### WRITTEN TASK
Repeat every entry in the listing below, exactly.

━━━━━ EXCERPTED RECORDS ━━━━━

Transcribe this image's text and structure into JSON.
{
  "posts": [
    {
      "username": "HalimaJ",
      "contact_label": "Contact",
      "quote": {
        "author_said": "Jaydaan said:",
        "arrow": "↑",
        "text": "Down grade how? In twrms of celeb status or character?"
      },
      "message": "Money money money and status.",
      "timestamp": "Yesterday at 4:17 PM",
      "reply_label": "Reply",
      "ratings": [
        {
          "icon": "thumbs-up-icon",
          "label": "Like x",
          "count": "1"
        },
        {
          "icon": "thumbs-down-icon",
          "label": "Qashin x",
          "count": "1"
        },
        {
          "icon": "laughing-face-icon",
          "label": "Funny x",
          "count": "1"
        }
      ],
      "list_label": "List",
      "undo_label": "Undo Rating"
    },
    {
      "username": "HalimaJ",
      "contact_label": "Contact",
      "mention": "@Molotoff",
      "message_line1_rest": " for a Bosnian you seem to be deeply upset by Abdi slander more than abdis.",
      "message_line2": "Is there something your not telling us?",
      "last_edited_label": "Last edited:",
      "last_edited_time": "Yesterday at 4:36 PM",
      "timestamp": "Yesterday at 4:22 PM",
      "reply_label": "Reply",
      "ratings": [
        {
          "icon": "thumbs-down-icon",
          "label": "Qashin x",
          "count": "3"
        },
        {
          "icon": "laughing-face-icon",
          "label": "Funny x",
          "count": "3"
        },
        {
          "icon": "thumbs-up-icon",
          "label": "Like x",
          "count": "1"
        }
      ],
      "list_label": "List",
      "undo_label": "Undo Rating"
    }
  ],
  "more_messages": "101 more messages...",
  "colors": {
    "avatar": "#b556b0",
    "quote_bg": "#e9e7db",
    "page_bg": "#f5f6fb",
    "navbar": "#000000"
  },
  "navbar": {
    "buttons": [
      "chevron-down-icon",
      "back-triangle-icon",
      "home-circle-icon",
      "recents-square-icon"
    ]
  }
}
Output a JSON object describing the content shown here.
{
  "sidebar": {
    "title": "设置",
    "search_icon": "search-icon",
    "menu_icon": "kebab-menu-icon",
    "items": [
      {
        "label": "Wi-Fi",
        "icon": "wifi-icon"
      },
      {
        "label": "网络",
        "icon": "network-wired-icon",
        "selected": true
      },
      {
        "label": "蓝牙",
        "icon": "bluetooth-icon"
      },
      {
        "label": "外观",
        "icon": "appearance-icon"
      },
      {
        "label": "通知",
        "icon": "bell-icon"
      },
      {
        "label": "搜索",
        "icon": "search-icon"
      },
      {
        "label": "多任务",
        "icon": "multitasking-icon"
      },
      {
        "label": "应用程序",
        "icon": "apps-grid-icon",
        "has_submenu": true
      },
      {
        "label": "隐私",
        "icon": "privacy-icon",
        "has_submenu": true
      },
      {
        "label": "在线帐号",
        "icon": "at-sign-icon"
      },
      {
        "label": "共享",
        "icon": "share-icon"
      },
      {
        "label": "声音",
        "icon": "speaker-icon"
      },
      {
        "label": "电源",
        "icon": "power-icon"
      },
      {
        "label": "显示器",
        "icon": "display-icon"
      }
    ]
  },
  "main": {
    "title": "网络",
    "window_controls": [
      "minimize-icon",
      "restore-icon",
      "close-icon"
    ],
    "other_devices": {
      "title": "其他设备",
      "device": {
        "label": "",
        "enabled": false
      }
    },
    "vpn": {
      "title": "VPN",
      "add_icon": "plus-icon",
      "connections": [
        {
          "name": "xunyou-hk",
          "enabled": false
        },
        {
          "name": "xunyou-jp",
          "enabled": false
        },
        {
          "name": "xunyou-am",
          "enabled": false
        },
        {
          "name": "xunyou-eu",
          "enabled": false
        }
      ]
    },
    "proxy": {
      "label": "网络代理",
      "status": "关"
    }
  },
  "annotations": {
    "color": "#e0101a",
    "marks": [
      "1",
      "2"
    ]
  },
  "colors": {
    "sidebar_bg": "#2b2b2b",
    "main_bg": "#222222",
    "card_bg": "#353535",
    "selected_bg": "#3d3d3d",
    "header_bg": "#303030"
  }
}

━━━━━

### WORKED SOLUTION
Transcribe this image's text and structure into JSON.
{
  "posts": [
    {
      "username": "HalimaJ",
      "contact_label": "Contact",
      "quote": {
        "author_said": "Jaydaan said:",
        "arrow": "↑",
        "text": "Down grade how? In twrms of celeb status or character?"
      },
      "message": "Money money money and status.",
      "timestamp": "Yesterday at 4:17 PM",
      "reply_label": "Reply",
      "ratings": [
        {
          "icon": "thumbs-up-icon",
          "label": "Like x",
          "count": "1"
        },
        {
          "icon": "thumbs-down-icon",
          "label": "Qashin x",
          "count": "1"
        },
        {
          "icon": "laughing-face-icon",
          "label": "Funny x",
          "count": "1"
        }
      ],
      "list_label": "List",
      "undo_label": "Undo Rating"
    },
    {
      "username": "HalimaJ",
      "contact_label": "Contact",
      "mention": "@Molotoff",
      "message_line1_rest": " for a Bosnian you seem to be deeply upset by Abdi slander more than abdis.",
      "message_line2": "Is there something your not telling us?",
      "last_edited_label": "Last edited:",
      "last_edited_time": "Yesterday at 4:36 PM",
      "timestamp": "Yesterday at 4:22 PM",
      "reply_label": "Reply",
      "ratings": [
        {
          "icon": "thumbs-down-icon",
          "label": "Qashin x",
          "count": "3"
        },
        {
          "icon": "laughing-face-icon",
          "label": "Funny x",
          "count": "3"
        },
        {
          "icon": "thumbs-up-icon",
          "label": "Like x",
          "count": "1"
        }
      ],
      "list_label": "List",
      "undo_label": "Undo Rating"
    }
  ],
  "more_messages": "101 more messages...",
  "colors": {
    "avatar": "#b556b0",
    "quote_bg": "#e9e7db",
    "page_bg": "#f5f6fb",
    "navbar": "#000000"
  },
  "navbar": {
    "buttons": [
      "chevron-down-icon",
      "back-triangle-icon",
      "home-circle-icon",
      "recents-square-icon"
    ]
  }
}
Output a JSON object describing the content shown here.
{
  "sidebar": {
    "title": "设置",
    "search_icon": "search-icon",
    "menu_icon": "kebab-menu-icon",
    "items": [
      {
        "label": "Wi-Fi",
        "icon": "wifi-icon"
      },
      {
        "label": "网络",
        "icon": "network-wired-icon",
        "selected": true
      },
      {
        "label": "蓝牙",
        "icon": "bluetooth-icon"
      },
      {
        "label": "外观",
        "icon": "appearance-icon"
      },
      {
        "label": "通知",
        "icon": "bell-icon"
      },
      {
        "label": "搜索",
        "icon": "search-icon"
      },
      {
        "label": "多任务",
        "icon": "multitasking-icon"
      },
      {
        "label": "应用程序",
        "icon": "apps-grid-icon",
        "has_submenu": true
      },
      {
        "label": "隐私",
        "icon": "privacy-icon",
        "has_submenu": true
      },
      {
        "label": "在线帐号",
        "icon": "at-sign-icon"
      },
      {
        "label": "共享",
        "icon": "share-icon"
      },
      {
        "label": "声音",
        "icon": "speaker-icon"
      },
      {
        "label": "电源",
        "icon": "power-icon"
      },
      {
        "label": "显示器",
        "icon": "display-icon"
      }
    ]
  },
  "main": {
    "title": "网络",
    "window_controls": [
      "minimize-icon",
      "restore-icon",
      "close-icon"
    ],
    "other_devices": {
      "title": "其他设备",
      "device": {
        "label": "",
        "enabled": false
      }
    },
    "vpn": {
      "title": "VPN",
      "add_icon": "plus-icon",
      "connections": [
        {
          "name": "xunyou-hk",
          "enabled": false
        },
        {
          "name": "xunyou-jp",
          "enabled": false
        },
        {
          "name": "xunyou-am",
          "enabled": false
        },
        {
          "name": "xunyou-eu",
          "enabled": false
        }
      ]
    },
    "proxy": {
      "label": "网络代理",
      "status": "关"
    }
  },
  "annotations": {
    "color": "#e0101a",
    "marks": [
      "1",
      "2"
    ]
  },
  "colors": {
    "sidebar_bg": "#2b2b2b",
    "main_bg": "#222222",
    "card_bg": "#353535",
    "selected_bg": "#3d3d3d",
    "header_bg": "#303030"
  }
}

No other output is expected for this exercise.